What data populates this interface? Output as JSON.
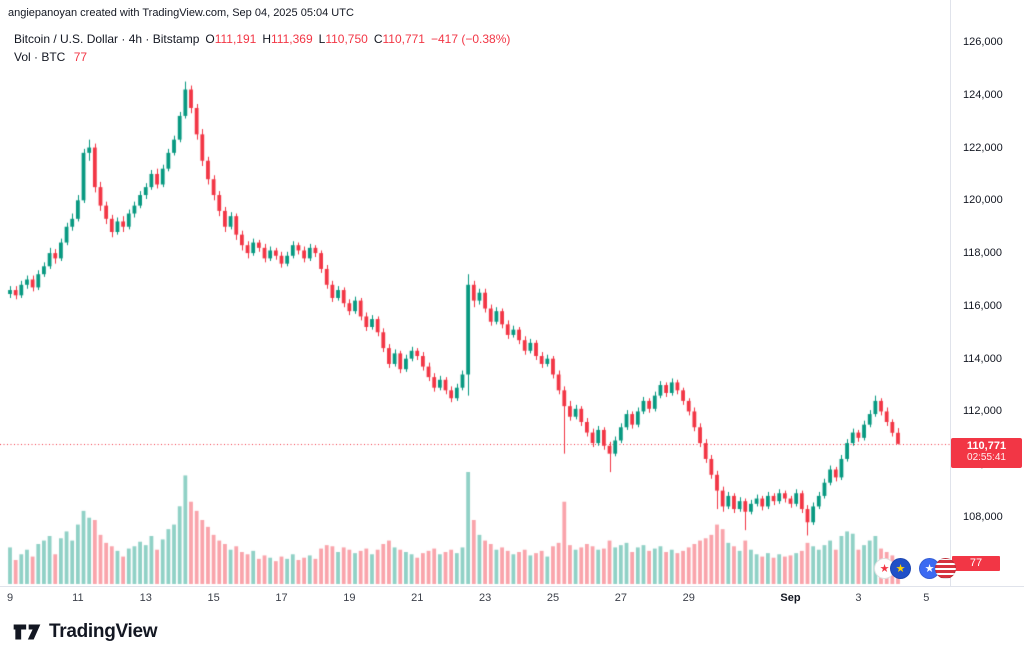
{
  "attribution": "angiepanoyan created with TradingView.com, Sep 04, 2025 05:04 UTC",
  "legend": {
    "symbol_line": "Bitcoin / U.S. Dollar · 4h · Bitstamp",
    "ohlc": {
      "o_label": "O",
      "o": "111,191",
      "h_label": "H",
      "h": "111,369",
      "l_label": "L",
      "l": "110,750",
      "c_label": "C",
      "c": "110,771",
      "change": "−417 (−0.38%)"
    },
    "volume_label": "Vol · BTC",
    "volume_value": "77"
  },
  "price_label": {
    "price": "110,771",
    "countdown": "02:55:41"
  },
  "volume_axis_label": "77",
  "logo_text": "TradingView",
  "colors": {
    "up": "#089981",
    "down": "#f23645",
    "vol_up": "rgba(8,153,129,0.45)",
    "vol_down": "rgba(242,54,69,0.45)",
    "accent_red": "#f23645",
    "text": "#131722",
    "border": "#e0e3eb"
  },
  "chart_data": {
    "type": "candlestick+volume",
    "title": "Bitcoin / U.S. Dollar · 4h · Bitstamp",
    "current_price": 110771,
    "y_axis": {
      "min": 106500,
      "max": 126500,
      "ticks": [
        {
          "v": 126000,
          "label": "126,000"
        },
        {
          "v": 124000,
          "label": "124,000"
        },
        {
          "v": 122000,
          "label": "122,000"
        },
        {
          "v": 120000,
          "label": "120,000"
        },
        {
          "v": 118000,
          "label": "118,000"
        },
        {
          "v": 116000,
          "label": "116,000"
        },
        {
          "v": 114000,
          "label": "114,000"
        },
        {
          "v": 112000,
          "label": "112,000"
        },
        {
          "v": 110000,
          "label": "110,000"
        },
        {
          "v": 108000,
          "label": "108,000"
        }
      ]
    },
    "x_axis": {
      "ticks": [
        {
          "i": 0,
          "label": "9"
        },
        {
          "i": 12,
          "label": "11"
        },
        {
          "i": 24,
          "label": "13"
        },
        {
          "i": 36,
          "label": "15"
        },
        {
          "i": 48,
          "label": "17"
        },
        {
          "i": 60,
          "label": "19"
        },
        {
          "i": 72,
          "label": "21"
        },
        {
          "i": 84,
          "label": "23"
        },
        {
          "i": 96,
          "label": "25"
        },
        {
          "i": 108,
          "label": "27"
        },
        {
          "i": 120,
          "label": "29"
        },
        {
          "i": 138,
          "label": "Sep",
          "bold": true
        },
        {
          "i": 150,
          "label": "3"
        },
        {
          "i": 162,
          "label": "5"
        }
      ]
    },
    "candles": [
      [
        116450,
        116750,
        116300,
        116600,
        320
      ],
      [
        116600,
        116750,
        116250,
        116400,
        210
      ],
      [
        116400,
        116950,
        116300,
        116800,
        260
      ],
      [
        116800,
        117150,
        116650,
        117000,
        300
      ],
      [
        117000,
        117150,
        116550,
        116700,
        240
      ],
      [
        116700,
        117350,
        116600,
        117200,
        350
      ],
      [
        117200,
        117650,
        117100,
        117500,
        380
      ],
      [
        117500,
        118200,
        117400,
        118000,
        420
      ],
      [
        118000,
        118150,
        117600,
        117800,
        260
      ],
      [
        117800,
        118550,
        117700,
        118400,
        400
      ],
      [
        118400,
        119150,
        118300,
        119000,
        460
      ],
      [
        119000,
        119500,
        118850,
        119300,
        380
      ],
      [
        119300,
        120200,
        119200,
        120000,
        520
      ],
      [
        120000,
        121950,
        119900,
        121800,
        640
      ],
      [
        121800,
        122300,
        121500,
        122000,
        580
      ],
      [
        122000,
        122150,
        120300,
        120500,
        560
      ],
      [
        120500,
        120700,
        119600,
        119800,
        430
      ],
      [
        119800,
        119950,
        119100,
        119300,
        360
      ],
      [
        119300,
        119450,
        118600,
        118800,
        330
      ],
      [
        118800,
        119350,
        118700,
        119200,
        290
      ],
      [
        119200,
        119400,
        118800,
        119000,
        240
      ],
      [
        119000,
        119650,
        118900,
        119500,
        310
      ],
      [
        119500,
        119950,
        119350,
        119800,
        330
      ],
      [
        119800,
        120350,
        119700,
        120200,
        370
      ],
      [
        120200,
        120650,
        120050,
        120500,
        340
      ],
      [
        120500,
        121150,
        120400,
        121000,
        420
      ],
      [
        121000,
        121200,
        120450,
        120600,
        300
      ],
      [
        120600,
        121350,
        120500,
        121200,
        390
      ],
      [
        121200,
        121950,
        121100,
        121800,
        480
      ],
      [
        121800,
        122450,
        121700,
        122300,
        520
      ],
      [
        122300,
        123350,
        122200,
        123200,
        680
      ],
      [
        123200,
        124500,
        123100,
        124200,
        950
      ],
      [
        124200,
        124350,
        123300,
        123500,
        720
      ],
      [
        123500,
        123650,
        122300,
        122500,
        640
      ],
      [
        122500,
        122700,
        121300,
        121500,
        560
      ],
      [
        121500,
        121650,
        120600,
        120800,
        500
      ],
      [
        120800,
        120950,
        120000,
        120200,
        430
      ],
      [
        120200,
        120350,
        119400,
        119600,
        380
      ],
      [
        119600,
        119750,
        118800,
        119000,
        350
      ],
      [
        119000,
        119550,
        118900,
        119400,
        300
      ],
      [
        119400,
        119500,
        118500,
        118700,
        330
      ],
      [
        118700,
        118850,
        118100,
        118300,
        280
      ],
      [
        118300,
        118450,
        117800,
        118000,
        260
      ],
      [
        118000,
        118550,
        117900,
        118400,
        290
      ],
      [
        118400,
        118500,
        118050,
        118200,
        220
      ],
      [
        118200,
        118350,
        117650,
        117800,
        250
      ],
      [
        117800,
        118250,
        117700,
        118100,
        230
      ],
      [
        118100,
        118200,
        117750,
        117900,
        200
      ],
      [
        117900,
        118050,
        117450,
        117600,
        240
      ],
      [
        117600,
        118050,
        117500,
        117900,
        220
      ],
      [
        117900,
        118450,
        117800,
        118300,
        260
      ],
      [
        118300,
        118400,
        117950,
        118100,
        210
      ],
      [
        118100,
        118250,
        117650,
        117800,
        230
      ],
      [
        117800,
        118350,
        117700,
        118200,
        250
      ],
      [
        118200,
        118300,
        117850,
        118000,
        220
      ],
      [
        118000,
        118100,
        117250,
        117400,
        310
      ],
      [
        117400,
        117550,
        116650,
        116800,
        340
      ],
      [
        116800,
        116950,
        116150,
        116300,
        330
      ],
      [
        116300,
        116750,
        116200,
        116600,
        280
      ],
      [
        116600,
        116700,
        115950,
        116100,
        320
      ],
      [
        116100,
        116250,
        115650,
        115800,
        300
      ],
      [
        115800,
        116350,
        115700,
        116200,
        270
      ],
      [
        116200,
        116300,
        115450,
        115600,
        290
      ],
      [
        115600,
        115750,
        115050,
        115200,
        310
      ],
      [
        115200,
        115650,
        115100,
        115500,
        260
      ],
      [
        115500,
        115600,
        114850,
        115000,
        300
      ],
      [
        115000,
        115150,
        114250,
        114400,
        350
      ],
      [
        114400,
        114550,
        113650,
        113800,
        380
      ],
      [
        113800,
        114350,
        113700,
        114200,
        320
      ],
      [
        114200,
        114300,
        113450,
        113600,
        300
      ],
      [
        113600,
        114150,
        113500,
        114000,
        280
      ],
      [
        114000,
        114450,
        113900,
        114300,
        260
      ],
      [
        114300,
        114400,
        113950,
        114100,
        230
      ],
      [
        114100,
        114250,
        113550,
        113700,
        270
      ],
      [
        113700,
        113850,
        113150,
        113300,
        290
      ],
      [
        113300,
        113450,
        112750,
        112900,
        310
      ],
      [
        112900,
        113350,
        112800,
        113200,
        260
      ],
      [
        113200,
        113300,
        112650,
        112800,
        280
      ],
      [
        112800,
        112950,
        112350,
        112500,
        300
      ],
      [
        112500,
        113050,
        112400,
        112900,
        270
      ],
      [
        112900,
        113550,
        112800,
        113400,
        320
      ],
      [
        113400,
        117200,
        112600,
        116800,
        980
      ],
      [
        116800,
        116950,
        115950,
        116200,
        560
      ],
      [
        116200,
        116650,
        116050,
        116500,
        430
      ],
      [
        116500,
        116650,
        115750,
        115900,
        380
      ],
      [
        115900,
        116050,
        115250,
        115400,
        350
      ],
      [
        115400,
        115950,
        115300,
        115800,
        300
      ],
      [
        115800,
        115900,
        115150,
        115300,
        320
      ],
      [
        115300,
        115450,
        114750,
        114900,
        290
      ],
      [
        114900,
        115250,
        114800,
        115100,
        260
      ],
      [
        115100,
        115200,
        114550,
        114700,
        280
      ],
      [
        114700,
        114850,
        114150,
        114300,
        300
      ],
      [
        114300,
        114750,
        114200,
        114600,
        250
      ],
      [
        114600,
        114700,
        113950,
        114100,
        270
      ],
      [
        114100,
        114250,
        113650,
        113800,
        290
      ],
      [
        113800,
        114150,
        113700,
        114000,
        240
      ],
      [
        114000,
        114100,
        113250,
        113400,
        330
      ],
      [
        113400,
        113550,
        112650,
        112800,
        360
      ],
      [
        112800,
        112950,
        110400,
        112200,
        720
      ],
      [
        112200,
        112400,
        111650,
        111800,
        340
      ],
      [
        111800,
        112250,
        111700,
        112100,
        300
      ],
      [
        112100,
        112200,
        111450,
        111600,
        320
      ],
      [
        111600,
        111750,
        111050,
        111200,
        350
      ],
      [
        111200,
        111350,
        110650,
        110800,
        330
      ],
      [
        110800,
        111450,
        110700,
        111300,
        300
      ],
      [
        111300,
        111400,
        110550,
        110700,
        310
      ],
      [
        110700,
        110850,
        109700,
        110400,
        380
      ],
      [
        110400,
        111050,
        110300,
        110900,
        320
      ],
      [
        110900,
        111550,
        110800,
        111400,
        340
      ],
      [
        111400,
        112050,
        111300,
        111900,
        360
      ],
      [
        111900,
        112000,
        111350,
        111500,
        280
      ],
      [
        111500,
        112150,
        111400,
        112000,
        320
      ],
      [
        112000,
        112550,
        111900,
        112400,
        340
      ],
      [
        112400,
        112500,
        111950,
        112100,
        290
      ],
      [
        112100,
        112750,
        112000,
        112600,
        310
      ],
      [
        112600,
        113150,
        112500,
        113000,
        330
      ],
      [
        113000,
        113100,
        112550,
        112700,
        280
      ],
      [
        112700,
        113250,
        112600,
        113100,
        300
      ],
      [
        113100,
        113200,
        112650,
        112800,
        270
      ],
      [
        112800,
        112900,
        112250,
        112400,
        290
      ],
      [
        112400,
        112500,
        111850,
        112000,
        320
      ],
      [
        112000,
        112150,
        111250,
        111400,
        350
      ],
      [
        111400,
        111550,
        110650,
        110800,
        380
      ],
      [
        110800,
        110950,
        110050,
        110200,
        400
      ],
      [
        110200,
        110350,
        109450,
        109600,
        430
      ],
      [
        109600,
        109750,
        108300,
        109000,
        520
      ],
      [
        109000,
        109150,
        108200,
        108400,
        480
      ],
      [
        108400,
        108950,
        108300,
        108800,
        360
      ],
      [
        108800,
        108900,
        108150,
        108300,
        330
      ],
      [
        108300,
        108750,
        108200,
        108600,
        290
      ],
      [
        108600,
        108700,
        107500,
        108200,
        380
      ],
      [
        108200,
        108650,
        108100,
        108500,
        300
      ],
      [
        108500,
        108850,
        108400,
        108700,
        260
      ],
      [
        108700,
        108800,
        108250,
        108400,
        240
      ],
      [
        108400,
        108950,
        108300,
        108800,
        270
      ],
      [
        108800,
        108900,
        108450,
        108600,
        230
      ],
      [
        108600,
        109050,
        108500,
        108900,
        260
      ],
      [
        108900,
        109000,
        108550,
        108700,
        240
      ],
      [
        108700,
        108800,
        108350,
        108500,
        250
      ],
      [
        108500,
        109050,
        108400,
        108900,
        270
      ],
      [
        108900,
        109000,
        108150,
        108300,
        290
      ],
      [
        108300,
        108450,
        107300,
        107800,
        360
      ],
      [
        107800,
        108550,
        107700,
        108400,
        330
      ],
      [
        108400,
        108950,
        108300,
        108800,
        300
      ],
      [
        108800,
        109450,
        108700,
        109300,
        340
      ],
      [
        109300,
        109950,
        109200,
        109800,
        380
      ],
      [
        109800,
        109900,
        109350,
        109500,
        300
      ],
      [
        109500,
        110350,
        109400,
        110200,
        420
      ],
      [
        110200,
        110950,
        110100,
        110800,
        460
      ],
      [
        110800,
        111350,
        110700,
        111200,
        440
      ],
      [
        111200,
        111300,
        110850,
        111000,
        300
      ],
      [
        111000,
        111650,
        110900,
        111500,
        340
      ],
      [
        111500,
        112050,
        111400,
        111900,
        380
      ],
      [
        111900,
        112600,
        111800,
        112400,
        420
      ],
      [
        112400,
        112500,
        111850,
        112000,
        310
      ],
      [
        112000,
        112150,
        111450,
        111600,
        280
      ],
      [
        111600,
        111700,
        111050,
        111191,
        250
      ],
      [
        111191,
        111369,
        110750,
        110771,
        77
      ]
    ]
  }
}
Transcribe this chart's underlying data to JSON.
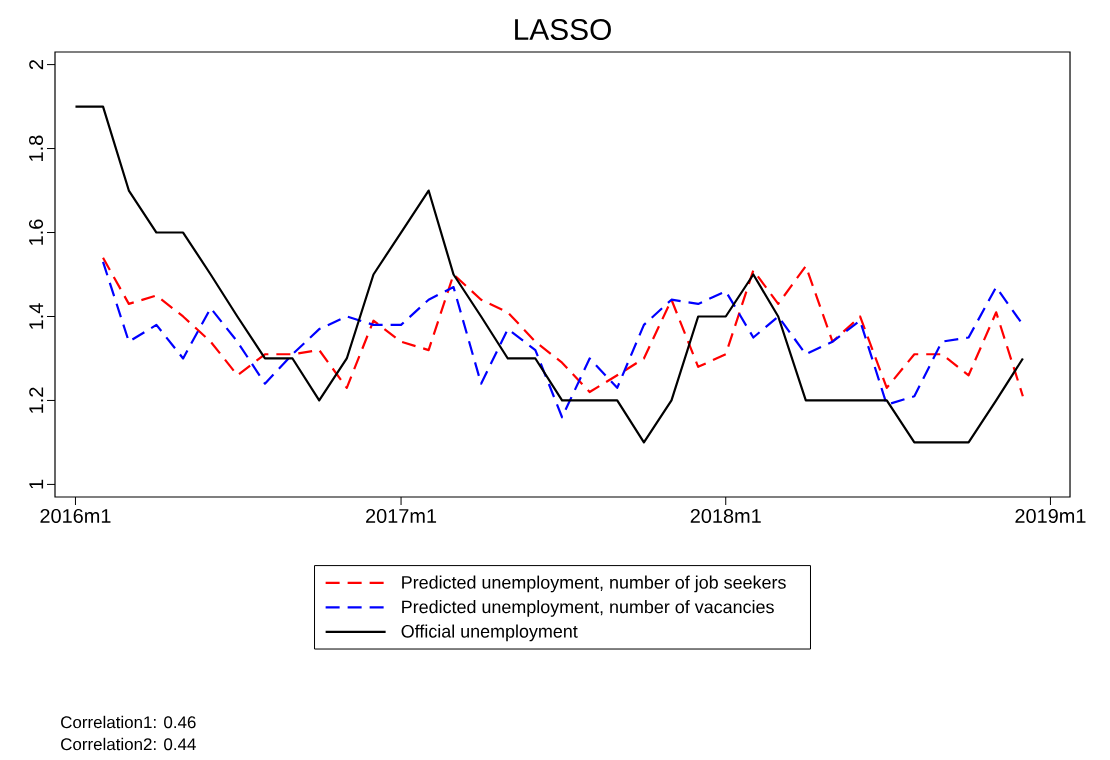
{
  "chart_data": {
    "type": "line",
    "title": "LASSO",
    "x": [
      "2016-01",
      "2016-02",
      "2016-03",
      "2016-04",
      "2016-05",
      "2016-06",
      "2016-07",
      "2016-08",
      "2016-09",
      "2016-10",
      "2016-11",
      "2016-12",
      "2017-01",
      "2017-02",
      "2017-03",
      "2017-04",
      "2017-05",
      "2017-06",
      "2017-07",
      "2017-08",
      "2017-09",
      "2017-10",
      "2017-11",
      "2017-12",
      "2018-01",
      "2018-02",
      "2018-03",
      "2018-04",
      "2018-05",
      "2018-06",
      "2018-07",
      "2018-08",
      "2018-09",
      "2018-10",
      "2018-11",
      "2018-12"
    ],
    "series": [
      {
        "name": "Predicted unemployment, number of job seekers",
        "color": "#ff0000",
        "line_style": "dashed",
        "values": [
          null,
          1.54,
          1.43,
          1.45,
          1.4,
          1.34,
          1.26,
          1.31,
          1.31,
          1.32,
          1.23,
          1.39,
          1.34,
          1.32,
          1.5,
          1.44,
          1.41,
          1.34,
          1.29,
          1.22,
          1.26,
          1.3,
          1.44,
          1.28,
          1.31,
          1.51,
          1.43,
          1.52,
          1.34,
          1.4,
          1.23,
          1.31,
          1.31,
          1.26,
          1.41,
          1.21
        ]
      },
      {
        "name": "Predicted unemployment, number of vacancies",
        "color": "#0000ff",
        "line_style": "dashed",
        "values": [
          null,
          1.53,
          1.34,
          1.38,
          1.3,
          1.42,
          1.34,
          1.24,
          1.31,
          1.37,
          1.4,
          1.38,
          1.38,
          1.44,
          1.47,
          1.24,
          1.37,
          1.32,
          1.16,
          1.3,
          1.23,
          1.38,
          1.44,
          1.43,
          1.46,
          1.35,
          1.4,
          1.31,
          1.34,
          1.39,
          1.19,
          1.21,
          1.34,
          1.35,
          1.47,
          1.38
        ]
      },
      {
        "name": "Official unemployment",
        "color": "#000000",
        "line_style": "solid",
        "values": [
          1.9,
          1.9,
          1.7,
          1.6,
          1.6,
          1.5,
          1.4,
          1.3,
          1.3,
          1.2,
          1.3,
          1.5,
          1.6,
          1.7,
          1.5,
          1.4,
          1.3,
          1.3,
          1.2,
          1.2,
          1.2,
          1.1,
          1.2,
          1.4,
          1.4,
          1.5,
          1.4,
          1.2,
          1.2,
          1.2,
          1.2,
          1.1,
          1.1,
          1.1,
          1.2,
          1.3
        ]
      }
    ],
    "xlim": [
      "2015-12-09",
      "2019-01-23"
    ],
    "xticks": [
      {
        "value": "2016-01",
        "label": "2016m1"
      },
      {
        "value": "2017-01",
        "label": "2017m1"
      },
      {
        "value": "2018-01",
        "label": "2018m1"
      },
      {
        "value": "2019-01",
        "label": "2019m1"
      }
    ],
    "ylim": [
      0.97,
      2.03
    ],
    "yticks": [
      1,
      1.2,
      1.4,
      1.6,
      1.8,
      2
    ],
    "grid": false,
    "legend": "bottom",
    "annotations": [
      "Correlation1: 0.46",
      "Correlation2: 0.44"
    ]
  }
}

#####

REQUIRED TASK: Go through the records and show every line with the string "Bitcoin" in it.

WRITTEN SOLUTION:
    "symbol_line": "Bitcoin / U.S. Dollar · 4h · Bitstamp",
    "title": "Bitcoin / U.S. Dollar · 4h · Bitstamp",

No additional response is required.